* Instructions to follow: Quote the lines running from the start of the records through the line with "toolbar-item-label: Choice Modelling: [417, 68, 478, 77]", both ends included.

* Dataset:
-=-=-=-=-

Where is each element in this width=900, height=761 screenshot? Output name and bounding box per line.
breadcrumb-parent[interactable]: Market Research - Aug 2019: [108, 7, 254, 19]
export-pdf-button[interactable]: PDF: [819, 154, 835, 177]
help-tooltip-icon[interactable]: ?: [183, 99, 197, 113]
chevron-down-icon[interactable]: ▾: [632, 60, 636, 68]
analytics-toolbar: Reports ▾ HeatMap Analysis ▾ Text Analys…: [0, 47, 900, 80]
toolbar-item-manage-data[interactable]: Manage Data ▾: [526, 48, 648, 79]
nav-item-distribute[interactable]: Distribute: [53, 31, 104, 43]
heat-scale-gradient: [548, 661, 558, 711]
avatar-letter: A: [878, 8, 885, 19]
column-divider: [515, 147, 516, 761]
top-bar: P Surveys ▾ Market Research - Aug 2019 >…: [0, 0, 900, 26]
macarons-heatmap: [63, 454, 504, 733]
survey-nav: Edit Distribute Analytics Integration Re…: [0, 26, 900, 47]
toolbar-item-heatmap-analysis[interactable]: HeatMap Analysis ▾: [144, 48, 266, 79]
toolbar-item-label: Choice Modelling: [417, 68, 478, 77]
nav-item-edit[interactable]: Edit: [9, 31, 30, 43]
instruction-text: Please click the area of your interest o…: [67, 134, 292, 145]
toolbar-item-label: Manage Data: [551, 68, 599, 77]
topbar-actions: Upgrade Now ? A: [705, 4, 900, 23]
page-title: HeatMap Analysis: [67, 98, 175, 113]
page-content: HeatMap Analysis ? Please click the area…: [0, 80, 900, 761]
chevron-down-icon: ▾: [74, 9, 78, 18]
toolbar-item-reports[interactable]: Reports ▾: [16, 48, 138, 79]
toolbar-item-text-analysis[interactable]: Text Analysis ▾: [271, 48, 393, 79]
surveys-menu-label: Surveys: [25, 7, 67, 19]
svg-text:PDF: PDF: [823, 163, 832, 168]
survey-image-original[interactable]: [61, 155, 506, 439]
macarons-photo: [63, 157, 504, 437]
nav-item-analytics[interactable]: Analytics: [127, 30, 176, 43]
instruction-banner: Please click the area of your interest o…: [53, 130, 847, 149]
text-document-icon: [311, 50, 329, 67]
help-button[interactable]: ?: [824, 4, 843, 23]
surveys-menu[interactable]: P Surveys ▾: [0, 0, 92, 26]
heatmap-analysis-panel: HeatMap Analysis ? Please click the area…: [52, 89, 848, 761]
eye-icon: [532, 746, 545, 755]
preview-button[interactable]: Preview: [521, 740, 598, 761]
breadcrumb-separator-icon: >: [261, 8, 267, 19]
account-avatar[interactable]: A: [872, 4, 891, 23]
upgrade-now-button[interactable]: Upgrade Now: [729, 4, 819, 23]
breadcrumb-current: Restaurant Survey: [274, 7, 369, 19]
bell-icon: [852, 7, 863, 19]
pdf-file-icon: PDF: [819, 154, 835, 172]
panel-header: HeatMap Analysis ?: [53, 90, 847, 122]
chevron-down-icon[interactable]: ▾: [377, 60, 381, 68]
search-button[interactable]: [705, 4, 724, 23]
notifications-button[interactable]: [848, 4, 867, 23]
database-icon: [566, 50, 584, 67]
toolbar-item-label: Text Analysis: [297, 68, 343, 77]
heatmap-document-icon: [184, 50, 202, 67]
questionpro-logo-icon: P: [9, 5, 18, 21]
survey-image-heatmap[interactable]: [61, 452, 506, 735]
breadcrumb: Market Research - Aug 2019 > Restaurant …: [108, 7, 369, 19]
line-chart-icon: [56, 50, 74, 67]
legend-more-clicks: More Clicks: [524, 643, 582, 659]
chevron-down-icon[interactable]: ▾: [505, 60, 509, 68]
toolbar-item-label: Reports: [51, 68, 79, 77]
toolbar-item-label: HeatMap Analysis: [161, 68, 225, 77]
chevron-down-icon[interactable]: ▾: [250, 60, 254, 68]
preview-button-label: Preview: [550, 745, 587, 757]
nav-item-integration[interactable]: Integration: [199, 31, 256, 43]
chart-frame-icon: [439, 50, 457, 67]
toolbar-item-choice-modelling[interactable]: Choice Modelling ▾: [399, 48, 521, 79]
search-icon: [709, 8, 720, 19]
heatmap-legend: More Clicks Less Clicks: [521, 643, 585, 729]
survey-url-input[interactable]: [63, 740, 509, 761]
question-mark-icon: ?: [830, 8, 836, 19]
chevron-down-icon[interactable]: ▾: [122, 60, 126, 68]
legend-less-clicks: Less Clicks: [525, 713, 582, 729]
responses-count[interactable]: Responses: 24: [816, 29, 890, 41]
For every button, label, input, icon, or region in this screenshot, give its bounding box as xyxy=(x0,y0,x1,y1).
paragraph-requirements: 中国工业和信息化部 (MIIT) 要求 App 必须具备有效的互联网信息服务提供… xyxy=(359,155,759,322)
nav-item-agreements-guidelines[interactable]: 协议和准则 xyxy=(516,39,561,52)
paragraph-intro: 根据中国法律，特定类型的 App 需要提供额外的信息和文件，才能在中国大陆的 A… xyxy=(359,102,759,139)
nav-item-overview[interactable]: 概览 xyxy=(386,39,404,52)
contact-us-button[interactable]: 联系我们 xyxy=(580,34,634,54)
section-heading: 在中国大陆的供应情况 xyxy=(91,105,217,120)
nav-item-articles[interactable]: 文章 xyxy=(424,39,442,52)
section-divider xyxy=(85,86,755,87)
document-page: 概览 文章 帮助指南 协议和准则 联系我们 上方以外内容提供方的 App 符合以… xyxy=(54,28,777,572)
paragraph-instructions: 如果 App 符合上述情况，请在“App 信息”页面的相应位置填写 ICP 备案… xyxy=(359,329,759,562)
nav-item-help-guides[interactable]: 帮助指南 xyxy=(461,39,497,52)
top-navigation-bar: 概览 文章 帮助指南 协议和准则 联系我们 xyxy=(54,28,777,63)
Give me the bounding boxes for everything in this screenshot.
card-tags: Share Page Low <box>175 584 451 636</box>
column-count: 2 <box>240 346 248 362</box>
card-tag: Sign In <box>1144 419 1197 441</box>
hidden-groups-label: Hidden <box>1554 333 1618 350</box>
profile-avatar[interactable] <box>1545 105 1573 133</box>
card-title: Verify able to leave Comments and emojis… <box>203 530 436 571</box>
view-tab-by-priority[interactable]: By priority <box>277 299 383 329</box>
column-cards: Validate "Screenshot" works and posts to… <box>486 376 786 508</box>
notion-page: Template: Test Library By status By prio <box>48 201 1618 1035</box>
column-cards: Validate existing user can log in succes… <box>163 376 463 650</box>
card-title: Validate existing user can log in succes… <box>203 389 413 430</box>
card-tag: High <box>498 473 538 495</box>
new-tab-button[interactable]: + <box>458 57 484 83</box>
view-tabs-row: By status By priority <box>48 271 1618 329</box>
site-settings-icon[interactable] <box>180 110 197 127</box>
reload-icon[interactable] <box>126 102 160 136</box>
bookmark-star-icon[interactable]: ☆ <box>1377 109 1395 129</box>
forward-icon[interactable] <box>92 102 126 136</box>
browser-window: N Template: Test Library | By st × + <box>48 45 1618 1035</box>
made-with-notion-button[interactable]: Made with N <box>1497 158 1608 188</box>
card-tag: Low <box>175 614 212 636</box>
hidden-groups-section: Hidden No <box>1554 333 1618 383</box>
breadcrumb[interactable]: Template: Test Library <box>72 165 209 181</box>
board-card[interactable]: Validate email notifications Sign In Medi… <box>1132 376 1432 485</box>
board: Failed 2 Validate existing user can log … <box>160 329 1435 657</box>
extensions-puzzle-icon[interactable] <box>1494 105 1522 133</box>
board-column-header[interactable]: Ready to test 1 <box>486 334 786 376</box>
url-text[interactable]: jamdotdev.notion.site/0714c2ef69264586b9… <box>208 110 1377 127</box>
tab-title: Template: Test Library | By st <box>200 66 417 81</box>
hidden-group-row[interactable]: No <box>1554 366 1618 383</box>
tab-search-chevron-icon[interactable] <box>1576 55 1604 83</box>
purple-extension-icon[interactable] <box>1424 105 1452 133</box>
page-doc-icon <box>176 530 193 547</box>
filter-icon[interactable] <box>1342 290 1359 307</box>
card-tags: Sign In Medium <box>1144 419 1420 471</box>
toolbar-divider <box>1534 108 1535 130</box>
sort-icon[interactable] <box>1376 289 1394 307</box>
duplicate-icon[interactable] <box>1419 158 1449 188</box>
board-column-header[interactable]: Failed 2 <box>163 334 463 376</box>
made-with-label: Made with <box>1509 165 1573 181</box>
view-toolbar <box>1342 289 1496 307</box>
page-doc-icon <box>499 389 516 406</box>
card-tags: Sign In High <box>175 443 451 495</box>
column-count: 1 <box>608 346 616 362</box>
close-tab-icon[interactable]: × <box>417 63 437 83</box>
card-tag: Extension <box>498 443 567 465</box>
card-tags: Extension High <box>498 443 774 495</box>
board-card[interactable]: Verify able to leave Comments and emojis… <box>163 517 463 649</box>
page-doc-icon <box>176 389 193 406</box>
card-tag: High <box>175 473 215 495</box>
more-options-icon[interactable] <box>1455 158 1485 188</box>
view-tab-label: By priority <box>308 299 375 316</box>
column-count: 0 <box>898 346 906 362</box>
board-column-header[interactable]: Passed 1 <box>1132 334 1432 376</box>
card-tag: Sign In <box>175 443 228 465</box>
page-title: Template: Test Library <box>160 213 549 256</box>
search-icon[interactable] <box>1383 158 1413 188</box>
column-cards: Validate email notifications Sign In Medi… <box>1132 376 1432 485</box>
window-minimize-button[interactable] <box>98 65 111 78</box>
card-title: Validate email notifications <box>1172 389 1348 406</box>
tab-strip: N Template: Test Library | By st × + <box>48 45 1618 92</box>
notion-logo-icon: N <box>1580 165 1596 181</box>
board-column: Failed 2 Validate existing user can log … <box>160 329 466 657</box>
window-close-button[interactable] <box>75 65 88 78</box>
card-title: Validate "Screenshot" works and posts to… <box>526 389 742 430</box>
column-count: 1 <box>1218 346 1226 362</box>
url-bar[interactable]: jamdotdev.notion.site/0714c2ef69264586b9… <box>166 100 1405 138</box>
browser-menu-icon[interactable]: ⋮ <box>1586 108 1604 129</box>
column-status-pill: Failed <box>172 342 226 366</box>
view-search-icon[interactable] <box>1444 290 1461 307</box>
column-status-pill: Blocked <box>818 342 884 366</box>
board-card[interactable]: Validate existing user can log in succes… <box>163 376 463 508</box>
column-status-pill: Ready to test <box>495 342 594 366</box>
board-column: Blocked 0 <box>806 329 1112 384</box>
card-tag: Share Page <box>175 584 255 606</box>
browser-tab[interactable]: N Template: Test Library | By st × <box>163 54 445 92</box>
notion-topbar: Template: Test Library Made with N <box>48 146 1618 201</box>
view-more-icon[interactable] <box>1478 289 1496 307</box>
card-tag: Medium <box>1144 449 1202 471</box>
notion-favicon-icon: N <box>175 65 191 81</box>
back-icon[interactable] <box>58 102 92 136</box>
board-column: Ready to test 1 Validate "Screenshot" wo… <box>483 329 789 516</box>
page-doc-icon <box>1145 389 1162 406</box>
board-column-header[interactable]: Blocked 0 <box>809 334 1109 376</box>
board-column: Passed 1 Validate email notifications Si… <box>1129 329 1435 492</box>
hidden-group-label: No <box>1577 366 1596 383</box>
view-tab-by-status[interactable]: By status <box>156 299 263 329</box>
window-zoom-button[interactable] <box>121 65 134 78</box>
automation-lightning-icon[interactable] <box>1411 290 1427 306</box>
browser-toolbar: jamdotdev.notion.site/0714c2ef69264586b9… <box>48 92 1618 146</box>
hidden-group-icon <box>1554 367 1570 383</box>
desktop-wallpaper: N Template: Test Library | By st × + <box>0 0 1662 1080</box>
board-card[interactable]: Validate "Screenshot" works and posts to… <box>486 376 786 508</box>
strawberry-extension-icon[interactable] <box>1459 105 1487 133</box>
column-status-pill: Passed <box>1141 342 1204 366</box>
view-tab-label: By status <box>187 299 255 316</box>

-=-=-=-=-

* Exercise solution:
Where is each element in this width=900, height=761 screenshot? Output name and bounding box per line.
breadcrumb-parent[interactable]: Market Research - Aug 2019: [108, 7, 254, 19]
export-pdf-button[interactable]: PDF: [819, 154, 835, 177]
help-tooltip-icon[interactable]: ?: [183, 99, 197, 113]
chevron-down-icon[interactable]: ▾: [632, 60, 636, 68]
analytics-toolbar: Reports ▾ HeatMap Analysis ▾ Text Analys…: [0, 47, 900, 80]
toolbar-item-manage-data[interactable]: Manage Data ▾: [526, 48, 648, 79]
nav-item-distribute[interactable]: Distribute: [53, 31, 104, 43]
heat-scale-gradient: [548, 661, 558, 711]
avatar-letter: A: [878, 8, 885, 19]
column-divider: [515, 147, 516, 761]
top-bar: P Surveys ▾ Market Research - Aug 2019 >…: [0, 0, 900, 26]
macarons-heatmap: [63, 454, 504, 733]
survey-nav: Edit Distribute Analytics Integration Re…: [0, 26, 900, 47]
toolbar-item-heatmap-analysis[interactable]: HeatMap Analysis ▾: [144, 48, 266, 79]
toolbar-item-label: Choice Modelling: [417, 68, 478, 77]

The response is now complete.